Problem description:
Below is a listing; copy all of it exactly.
····················
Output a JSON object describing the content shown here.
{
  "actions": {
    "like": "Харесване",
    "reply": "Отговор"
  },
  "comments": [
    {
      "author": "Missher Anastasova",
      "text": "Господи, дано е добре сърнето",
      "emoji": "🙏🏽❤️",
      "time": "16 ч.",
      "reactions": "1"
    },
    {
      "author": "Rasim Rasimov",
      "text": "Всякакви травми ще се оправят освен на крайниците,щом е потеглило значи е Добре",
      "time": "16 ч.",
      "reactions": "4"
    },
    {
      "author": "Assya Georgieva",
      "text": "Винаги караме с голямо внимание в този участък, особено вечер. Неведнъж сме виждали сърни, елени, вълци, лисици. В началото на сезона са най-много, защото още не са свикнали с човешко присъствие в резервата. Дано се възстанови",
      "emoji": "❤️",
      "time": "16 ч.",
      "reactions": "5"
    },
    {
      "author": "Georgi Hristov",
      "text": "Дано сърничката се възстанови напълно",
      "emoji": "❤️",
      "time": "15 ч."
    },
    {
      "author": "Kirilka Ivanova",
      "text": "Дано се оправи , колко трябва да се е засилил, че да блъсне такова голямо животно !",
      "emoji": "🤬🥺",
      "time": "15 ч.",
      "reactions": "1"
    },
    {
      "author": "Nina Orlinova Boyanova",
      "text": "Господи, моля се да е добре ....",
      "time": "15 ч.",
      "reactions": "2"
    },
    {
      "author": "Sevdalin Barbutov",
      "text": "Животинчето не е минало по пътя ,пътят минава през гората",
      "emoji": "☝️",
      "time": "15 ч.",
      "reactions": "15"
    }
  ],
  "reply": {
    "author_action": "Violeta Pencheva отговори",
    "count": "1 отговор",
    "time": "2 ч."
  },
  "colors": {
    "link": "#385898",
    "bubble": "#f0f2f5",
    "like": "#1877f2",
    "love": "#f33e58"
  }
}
····················
Answer for the task:
Output a JSON object describing the content shown here.
{
  "actions": {
    "like": "Харесване",
    "reply": "Отговор"
  },
  "comments": [
    {
      "author": "Missher Anastasova",
      "text": "Господи, дано е добре сърнето",
      "emoji": "🙏🏽❤️",
      "time": "16 ч.",
      "reactions": "1"
    },
    {
      "author": "Rasim Rasimov",
      "text": "Всякакви травми ще се оправят освен на крайниците,щом е потеглило значи е Добре",
      "time": "16 ч.",
      "reactions": "4"
    },
    {
      "author": "Assya Georgieva",
      "text": "Винаги караме с голямо внимание в този участък, особено вечер. Неведнъж сме виждали сърни, елени, вълци, лисици. В началото на сезона са най-много, защото още не са свикнали с човешко присъствие в резервата. Дано се възстанови",
      "emoji": "❤️",
      "time": "16 ч.",
      "reactions": "5"
    },
    {
      "author": "Georgi Hristov",
      "text": "Дано сърничката се възстанови напълно",
      "emoji": "❤️",
      "time": "15 ч."
    },
    {
      "author": "Kirilka Ivanova",
      "text": "Дано се оправи , колко трябва да се е засилил, че да блъсне такова голямо животно !",
      "emoji": "🤬🥺",
      "time": "15 ч.",
      "reactions": "1"
    },
    {
      "author": "Nina Orlinova Boyanova",
      "text": "Господи, моля се да е добре ....",
      "time": "15 ч.",
      "reactions": "2"
    },
    {
      "author": "Sevdalin Barbutov",
      "text": "Животинчето не е минало по пътя ,пътят минава през гората",
      "emoji": "☝️",
      "time": "15 ч.",
      "reactions": "15"
    }
  ],
  "reply": {
    "author_action": "Violeta Pencheva отговори",
    "count": "1 отговор",
    "time": "2 ч."
  },
  "colors": {
    "link": "#385898",
    "bubble": "#f0f2f5",
    "like": "#1877f2",
    "love": "#f33e58"
  }
}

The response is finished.